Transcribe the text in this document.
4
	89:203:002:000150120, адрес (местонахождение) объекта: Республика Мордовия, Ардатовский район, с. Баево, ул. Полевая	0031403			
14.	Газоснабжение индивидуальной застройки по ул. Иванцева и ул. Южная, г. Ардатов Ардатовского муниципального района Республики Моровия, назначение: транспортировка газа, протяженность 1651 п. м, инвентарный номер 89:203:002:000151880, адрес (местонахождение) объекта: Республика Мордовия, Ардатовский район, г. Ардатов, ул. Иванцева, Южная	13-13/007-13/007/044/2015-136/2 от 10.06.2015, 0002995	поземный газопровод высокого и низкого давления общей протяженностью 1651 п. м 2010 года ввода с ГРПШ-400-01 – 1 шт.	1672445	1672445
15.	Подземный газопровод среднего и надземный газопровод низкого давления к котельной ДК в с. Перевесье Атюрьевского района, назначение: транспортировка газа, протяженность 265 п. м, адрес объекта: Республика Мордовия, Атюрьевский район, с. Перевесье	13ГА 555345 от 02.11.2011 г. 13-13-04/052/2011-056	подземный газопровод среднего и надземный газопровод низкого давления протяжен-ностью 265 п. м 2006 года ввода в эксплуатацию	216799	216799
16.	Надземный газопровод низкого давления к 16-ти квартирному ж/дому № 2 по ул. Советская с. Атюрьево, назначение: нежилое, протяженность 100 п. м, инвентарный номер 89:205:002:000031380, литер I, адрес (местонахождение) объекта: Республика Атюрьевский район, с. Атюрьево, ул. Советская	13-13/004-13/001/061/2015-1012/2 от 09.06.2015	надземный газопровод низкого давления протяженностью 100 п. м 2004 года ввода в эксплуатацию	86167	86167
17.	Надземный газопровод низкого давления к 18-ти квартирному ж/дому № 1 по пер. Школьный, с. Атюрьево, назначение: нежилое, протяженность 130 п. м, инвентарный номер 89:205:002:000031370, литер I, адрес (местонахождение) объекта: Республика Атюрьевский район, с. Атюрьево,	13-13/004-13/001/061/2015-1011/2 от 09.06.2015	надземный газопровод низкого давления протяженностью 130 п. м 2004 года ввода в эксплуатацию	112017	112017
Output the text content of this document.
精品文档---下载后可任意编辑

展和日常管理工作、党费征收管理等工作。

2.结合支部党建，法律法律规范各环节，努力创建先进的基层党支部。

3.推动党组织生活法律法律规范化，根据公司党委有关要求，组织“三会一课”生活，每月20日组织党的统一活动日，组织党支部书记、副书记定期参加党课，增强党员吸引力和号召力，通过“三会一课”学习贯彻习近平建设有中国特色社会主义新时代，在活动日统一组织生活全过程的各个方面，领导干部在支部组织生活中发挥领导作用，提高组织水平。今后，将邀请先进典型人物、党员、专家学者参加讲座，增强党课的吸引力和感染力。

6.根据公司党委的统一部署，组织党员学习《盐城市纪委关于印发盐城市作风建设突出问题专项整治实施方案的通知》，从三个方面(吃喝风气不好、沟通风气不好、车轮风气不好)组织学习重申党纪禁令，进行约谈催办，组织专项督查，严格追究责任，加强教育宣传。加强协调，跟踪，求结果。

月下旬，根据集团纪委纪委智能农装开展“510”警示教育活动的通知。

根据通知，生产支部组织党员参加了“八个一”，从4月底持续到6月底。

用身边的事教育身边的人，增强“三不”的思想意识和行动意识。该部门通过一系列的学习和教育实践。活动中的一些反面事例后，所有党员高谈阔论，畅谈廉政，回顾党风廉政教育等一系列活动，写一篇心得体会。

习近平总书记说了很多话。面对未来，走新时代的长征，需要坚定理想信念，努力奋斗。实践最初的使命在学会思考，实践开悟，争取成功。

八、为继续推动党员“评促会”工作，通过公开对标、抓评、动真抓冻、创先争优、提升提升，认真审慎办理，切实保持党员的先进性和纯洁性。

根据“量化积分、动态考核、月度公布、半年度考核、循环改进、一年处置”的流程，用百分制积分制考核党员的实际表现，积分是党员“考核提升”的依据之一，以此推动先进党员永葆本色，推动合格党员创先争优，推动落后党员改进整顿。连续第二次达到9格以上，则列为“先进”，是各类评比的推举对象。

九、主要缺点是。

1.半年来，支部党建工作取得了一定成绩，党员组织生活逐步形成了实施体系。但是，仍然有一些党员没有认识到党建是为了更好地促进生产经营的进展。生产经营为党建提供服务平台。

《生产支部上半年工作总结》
======
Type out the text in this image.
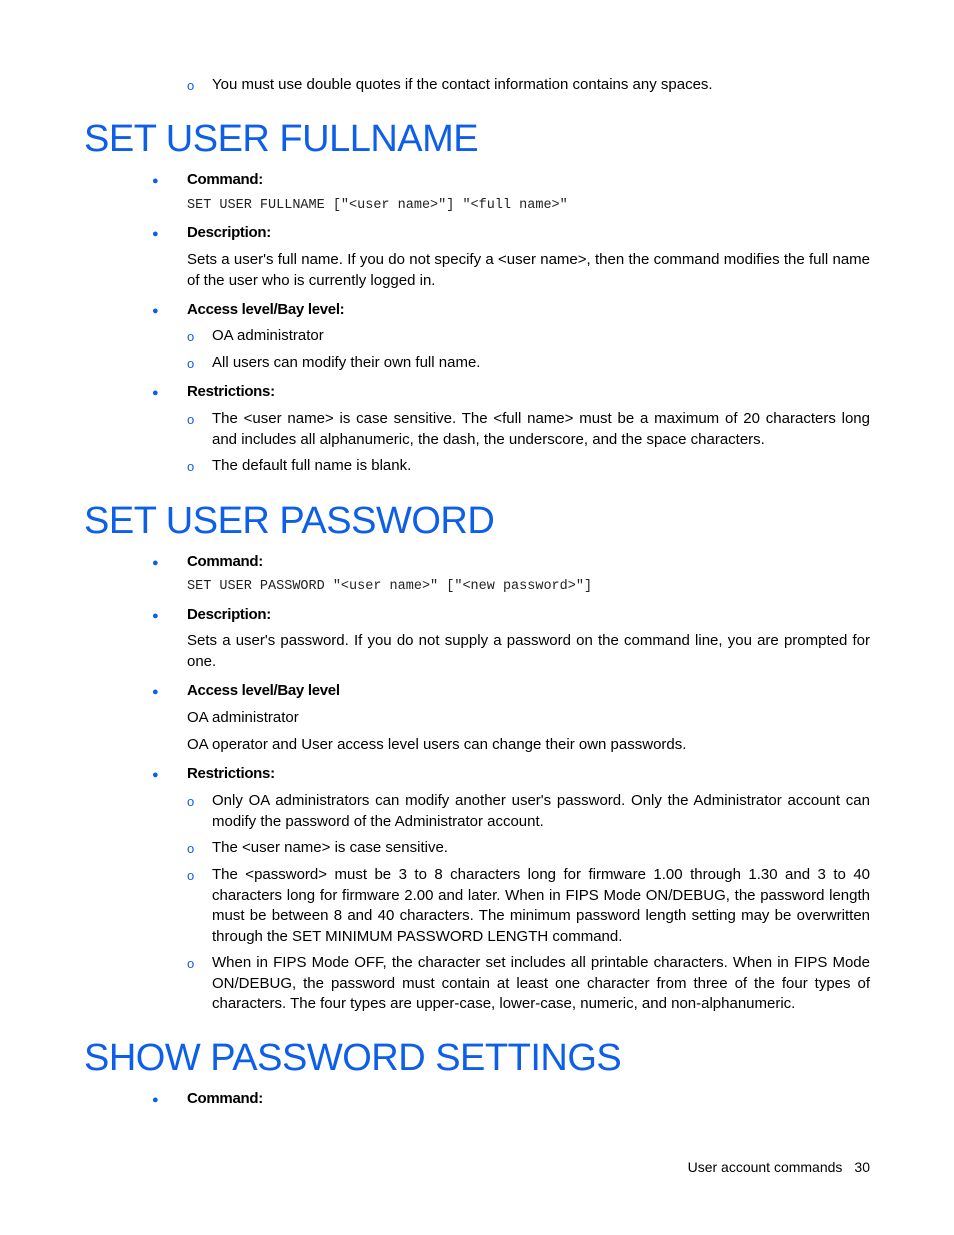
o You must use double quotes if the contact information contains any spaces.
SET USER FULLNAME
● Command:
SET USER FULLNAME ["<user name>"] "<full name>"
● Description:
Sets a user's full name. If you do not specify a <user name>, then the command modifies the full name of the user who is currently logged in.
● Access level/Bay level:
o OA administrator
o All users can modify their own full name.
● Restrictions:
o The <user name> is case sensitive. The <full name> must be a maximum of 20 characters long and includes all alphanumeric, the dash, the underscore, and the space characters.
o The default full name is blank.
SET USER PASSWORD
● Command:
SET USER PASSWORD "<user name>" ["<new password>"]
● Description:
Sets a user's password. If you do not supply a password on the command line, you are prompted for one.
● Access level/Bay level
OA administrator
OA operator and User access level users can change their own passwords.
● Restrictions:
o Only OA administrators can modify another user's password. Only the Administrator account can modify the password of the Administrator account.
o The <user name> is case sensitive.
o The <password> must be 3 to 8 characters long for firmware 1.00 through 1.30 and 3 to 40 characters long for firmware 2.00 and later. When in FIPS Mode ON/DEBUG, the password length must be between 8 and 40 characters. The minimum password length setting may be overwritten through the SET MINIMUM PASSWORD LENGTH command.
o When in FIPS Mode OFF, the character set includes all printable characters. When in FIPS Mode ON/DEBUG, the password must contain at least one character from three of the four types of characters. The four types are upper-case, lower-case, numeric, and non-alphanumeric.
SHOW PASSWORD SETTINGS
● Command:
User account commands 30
======
• _INSTRUCTIONS FOR THE TASK_
Copy out each line of the data where the string "FULLNAME" appears.

• _OUTPUT BELOW_
SET USER FULLNAME
SET USER FULLNAME ["<user name>"] "<full name>"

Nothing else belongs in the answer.